> Given exercise
Single out the lines of the material that contain "omilni" and copy them.

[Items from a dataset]

## START

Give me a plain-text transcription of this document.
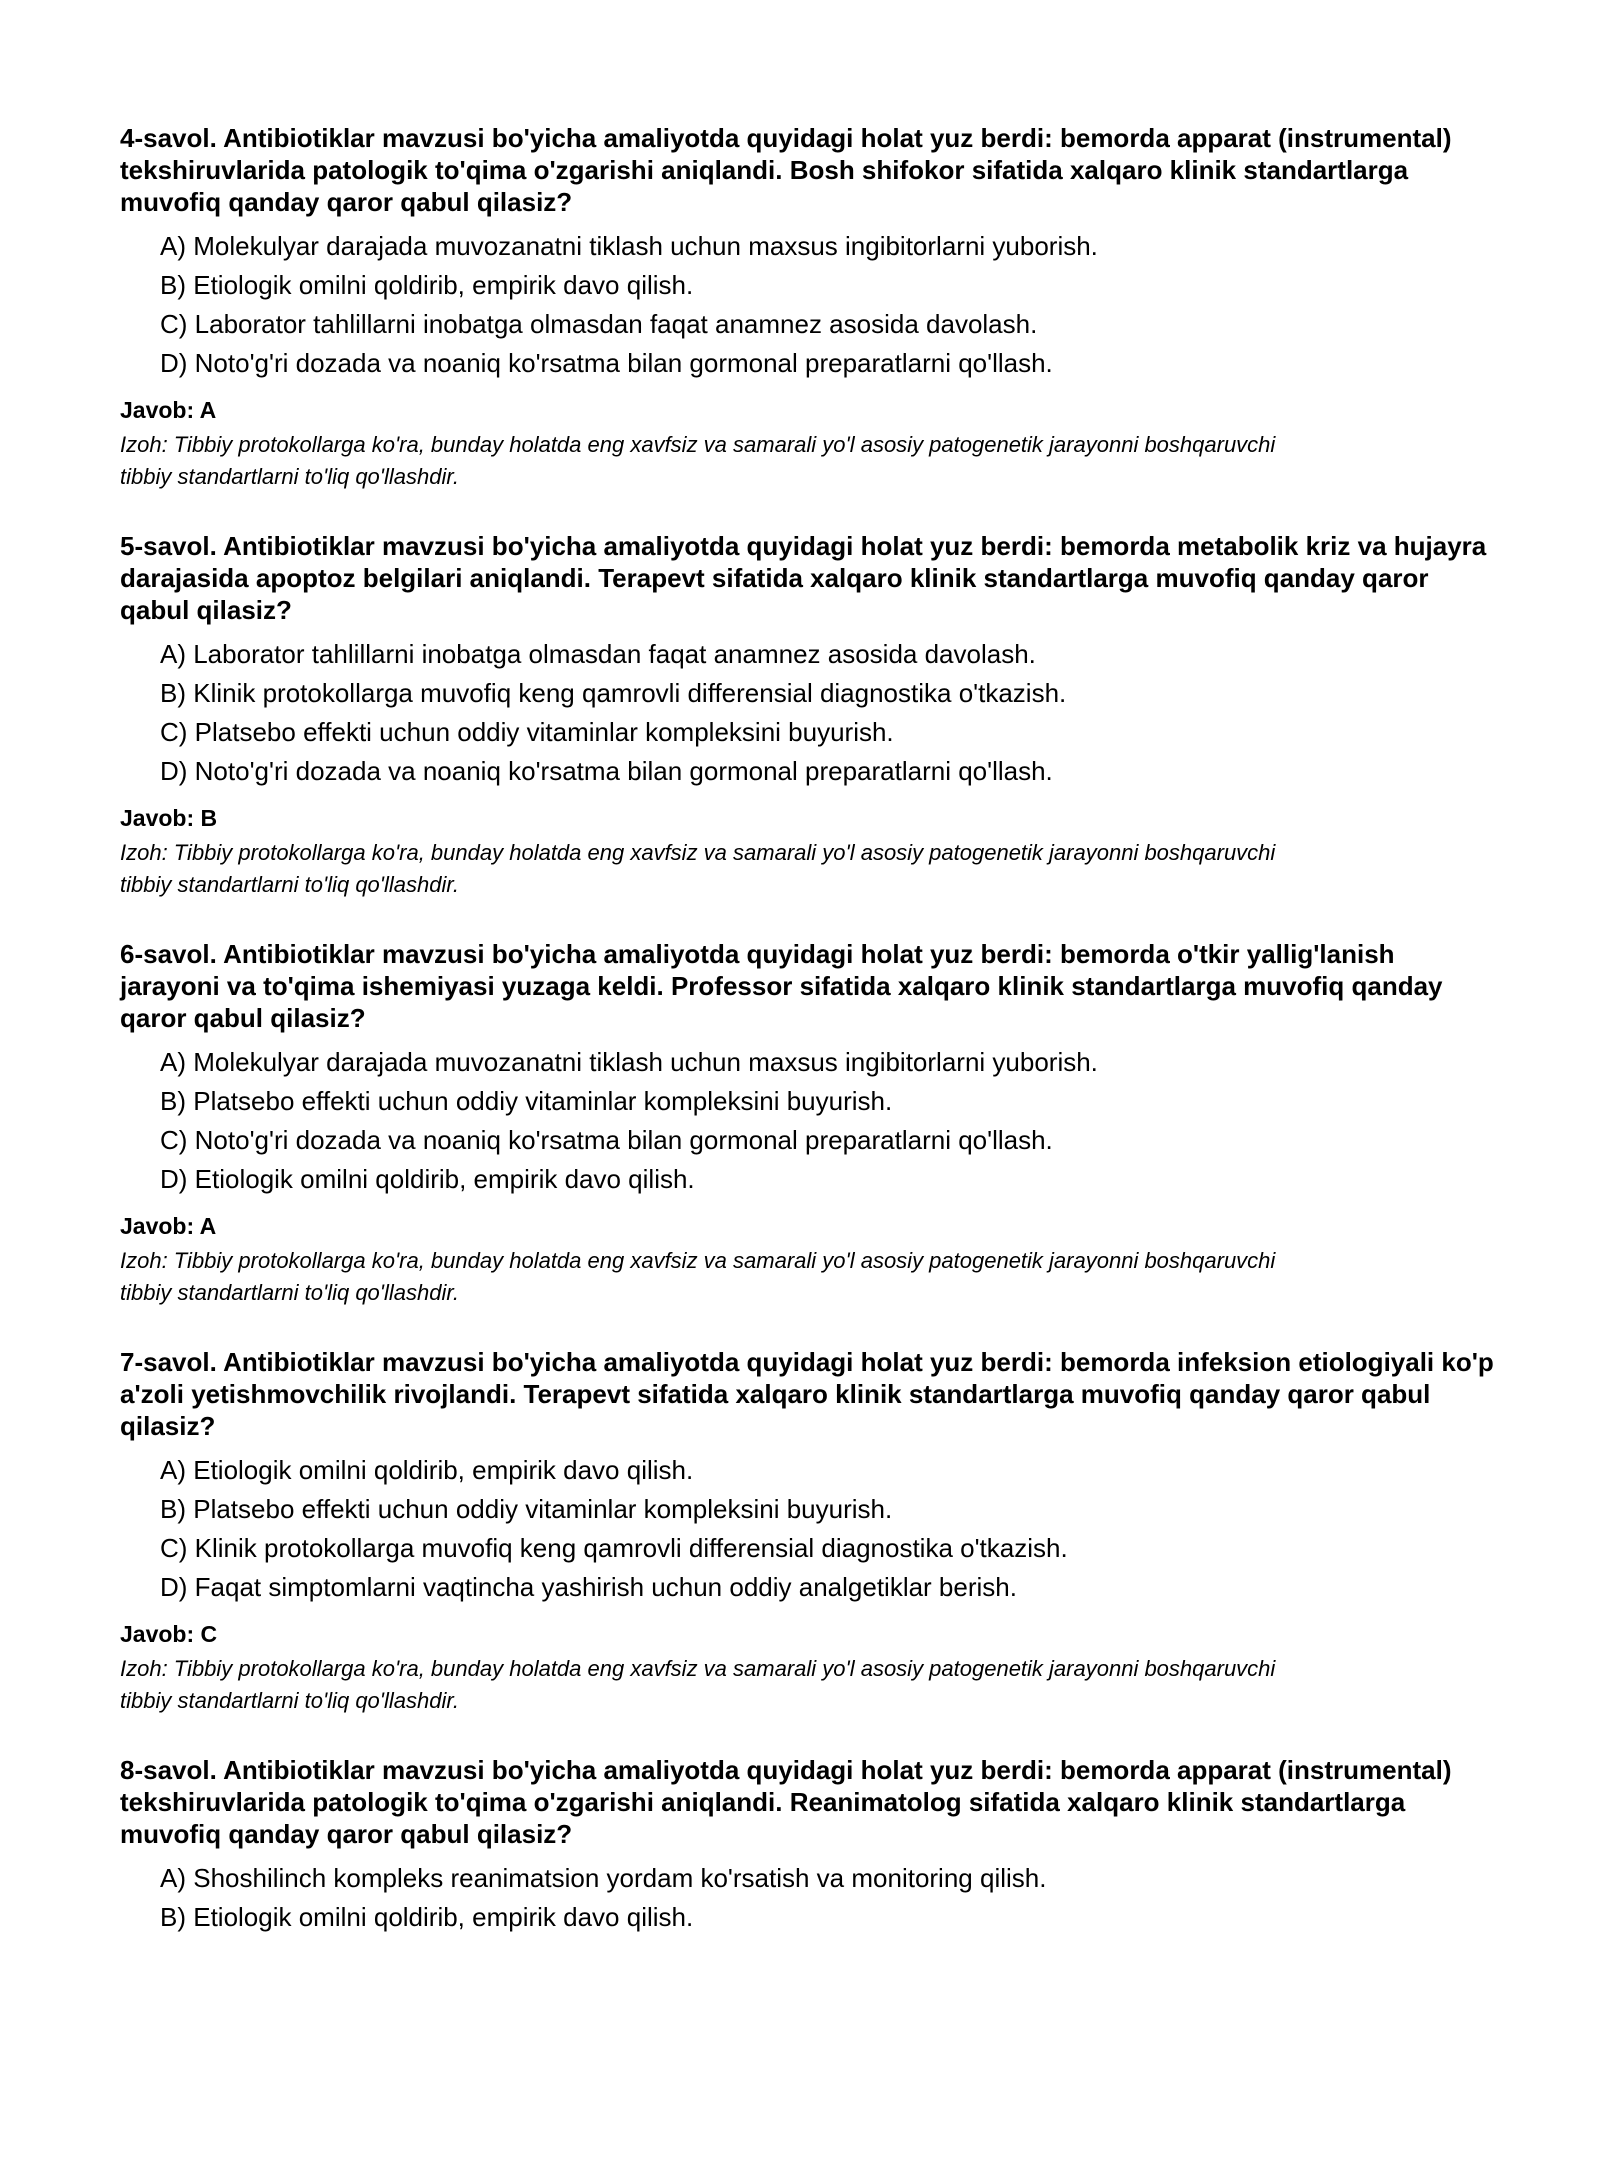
4-savol. Antibiotiklar mavzusi bo'yicha amaliyotda quyidagi holat yuz berdi: bemorda apparat (instrumental) tekshiruvlarida patologik to'qima o'zgarishi aniqlandi. Bosh shifokor sifatida xalqaro klinik standartlarga muvofiq qanday qaror qabul qilasiz?

A) Molekulyar darajada muvozanatni tiklash uchun maxsus ingibitorlarni yuborish.
B) Etiologik omilni qoldirib, empirik davo qilish.
C) Laborator tahlillarni inobatga olmasdan faqat anamnez asosida davolash.
D) Noto'g'ri dozada va noaniq ko'rsatma bilan gormonal preparatlarni qo'llash.

Javob: A

Izoh: Tibbiy protokollarga ko'ra, bunday holatda eng xavfsiz va samarali yo'l asosiy patogenetik jarayonni boshqaruvchi tibbiy standartlarni to'liq qo'llashdir.

5-savol. Antibiotiklar mavzusi bo'yicha amaliyotda quyidagi holat yuz berdi: bemorda metabolik kriz va hujayra darajasida apoptoz belgilari aniqlandi. Terapevt sifatida xalqaro klinik standartlarga muvofiq qanday qaror qabul qilasiz?

A) Laborator tahlillarni inobatga olmasdan faqat anamnez asosida davolash.
B) Klinik protokollarga muvofiq keng qamrovli differensial diagnostika o'tkazish.
C) Platsebo effekti uchun oddiy vitaminlar kompleksini buyurish.
D) Noto'g'ri dozada va noaniq ko'rsatma bilan gormonal preparatlarni qo'llash.

Javob: B

Izoh: Tibbiy protokollarga ko'ra, bunday holatda eng xavfsiz va samarali yo'l asosiy patogenetik jarayonni boshqaruvchi tibbiy standartlarni to'liq qo'llashdir.

6-savol. Antibiotiklar mavzusi bo'yicha amaliyotda quyidagi holat yuz berdi: bemorda o'tkir yallig'lanish jarayoni va to'qima ishemiyasi yuzaga keldi. Professor sifatida xalqaro klinik standartlarga muvofiq qanday qaror qabul qilasiz?

A) Molekulyar darajada muvozanatni tiklash uchun maxsus ingibitorlarni yuborish.
B) Platsebo effekti uchun oddiy vitaminlar kompleksini buyurish.
C) Noto'g'ri dozada va noaniq ko'rsatma bilan gormonal preparatlarni qo'llash.
D) Etiologik omilni qoldirib, empirik davo qilish.

Javob: A

Izoh: Tibbiy protokollarga ko'ra, bunday holatda eng xavfsiz va samarali yo'l asosiy patogenetik jarayonni boshqaruvchi tibbiy standartlarni to'liq qo'llashdir.

7-savol. Antibiotiklar mavzusi bo'yicha amaliyotda quyidagi holat yuz berdi: bemorda infeksion etiologiyali ko'p a'zoli yetishmovchilik rivojlandi. Terapevt sifatida xalqaro klinik standartlarga muvofiq qanday qaror qabul qilasiz?

A) Etiologik omilni qoldirib, empirik davo qilish.
B) Platsebo effekti uchun oddiy vitaminlar kompleksini buyurish.
C) Klinik protokollarga muvofiq keng qamrovli differensial diagnostika o'tkazish.
D) Faqat simptomlarni vaqtincha yashirish uchun oddiy analgetiklar berish.

Javob: C

Izoh: Tibbiy protokollarga ko'ra, bunday holatda eng xavfsiz va samarali yo'l asosiy patogenetik jarayonni boshqaruvchi tibbiy standartlarni to'liq qo'llashdir.

8-savol. Antibiotiklar mavzusi bo'yicha amaliyotda quyidagi holat yuz berdi: bemorda apparat (instrumental) tekshiruvlarida patologik to'qima o'zgarishi aniqlandi. Reanimatolog sifatida xalqaro klinik standartlarga muvofiq qanday qaror qabul qilasiz?

A) Shoshilinch kompleks reanimatsion yordam ko'rsatish va monitoring qilish.
B) Etiologik omilni qoldirib, empirik davo qilish.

## END

> Solution for this exercise
B) Etiologik omilni qoldirib, empirik davo qilish.
D) Etiologik omilni qoldirib, empirik davo qilish.
A) Etiologik omilni qoldirib, empirik davo qilish.
B) Etiologik omilni qoldirib, empirik davo qilish.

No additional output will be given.